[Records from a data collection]
::::::::

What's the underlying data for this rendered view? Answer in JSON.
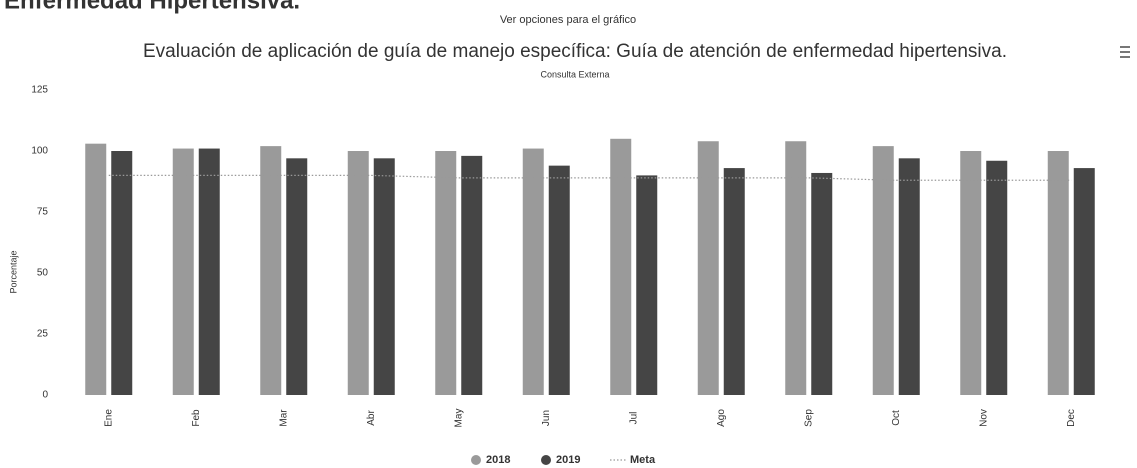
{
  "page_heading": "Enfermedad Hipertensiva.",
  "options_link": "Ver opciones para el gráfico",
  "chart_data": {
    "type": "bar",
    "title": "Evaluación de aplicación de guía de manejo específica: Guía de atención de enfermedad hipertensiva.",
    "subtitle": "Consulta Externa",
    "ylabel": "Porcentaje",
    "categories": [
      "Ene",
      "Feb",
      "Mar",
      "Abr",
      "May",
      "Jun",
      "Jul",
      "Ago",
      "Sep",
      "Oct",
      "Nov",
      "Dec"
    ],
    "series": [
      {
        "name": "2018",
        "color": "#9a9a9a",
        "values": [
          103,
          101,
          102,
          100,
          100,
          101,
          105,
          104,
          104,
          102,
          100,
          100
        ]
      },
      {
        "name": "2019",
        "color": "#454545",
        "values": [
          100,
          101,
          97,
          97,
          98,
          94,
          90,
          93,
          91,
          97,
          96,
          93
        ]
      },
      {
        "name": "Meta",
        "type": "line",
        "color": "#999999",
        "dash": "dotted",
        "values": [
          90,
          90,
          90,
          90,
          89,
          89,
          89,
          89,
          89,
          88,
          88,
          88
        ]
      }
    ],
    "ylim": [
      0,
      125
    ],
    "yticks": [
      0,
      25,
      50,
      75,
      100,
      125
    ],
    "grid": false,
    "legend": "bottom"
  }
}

::::::::

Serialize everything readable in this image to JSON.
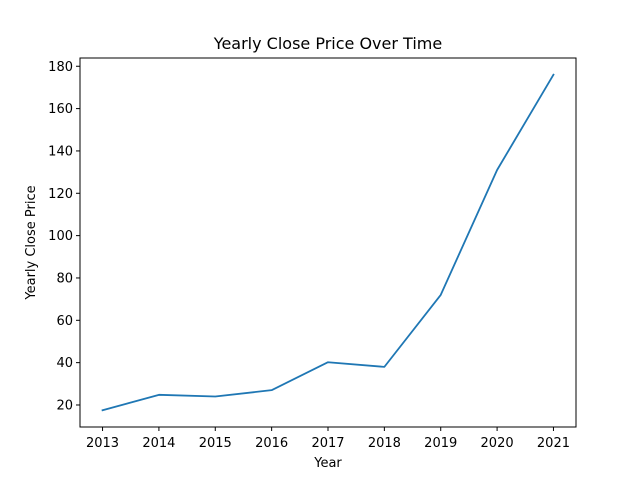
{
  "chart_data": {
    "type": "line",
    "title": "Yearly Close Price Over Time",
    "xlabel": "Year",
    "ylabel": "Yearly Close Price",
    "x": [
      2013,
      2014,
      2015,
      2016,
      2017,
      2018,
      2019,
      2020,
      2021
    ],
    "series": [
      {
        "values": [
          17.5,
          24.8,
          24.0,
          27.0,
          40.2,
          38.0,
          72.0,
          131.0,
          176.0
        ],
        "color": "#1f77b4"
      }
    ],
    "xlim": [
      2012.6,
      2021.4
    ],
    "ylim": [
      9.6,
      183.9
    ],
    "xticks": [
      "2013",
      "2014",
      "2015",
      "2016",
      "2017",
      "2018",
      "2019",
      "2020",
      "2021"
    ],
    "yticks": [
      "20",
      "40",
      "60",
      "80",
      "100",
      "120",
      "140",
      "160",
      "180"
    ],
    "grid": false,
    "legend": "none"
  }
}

::::::::

● **TO BE DONE**: In the entries above, identify every line with the word "JSON". Copy those lines.

● **REPLY TO THE EXERCISE**:
What's the underlying data for this rendered view? Answer in JSON.
Serialize everything readable in this image to JSON.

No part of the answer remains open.